╭─ Records for the exercise

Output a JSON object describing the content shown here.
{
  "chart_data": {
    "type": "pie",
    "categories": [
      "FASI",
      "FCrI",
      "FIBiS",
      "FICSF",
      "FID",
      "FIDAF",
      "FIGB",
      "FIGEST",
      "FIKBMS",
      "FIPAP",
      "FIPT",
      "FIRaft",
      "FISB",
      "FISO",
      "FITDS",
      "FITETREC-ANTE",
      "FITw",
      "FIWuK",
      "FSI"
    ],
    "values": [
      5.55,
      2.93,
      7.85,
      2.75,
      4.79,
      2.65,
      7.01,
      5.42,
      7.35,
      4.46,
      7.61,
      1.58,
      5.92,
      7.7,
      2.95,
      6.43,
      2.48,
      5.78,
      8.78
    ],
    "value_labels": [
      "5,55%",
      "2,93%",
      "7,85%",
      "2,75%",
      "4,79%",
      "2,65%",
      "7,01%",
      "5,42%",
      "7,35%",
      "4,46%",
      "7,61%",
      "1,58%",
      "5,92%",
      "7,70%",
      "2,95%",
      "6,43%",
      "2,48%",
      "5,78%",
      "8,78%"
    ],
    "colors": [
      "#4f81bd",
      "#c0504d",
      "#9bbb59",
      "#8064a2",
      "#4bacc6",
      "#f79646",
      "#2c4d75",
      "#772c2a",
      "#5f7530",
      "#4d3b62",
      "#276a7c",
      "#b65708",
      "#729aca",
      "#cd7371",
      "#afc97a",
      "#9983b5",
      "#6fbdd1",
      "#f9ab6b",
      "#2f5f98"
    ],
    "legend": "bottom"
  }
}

╰─

_Stated goal_.
The full set of records should be duplicated exactly.

_Expected answer_.
Output a JSON object describing the content shown here.
{
  "chart_data": {
    "type": "pie",
    "categories": [
      "FASI",
      "FCrI",
      "FIBiS",
      "FICSF",
      "FID",
      "FIDAF",
      "FIGB",
      "FIGEST",
      "FIKBMS",
      "FIPAP",
      "FIPT",
      "FIRaft",
      "FISB",
      "FISO",
      "FITDS",
      "FITETREC-ANTE",
      "FITw",
      "FIWuK",
      "FSI"
    ],
    "values": [
      5.55,
      2.93,
      7.85,
      2.75,
      4.79,
      2.65,
      7.01,
      5.42,
      7.35,
      4.46,
      7.61,
      1.58,
      5.92,
      7.7,
      2.95,
      6.43,
      2.48,
      5.78,
      8.78
    ],
    "value_labels": [
      "5,55%",
      "2,93%",
      "7,85%",
      "2,75%",
      "4,79%",
      "2,65%",
      "7,01%",
      "5,42%",
      "7,35%",
      "4,46%",
      "7,61%",
      "1,58%",
      "5,92%",
      "7,70%",
      "2,95%",
      "6,43%",
      "2,48%",
      "5,78%",
      "8,78%"
    ],
    "colors": [
      "#4f81bd",
      "#c0504d",
      "#9bbb59",
      "#8064a2",
      "#4bacc6",
      "#f79646",
      "#2c4d75",
      "#772c2a",
      "#5f7530",
      "#4d3b62",
      "#276a7c",
      "#b65708",
      "#729aca",
      "#cd7371",
      "#afc97a",
      "#9983b5",
      "#6fbdd1",
      "#f9ab6b",
      "#2f5f98"
    ],
    "legend": "bottom"
  }
}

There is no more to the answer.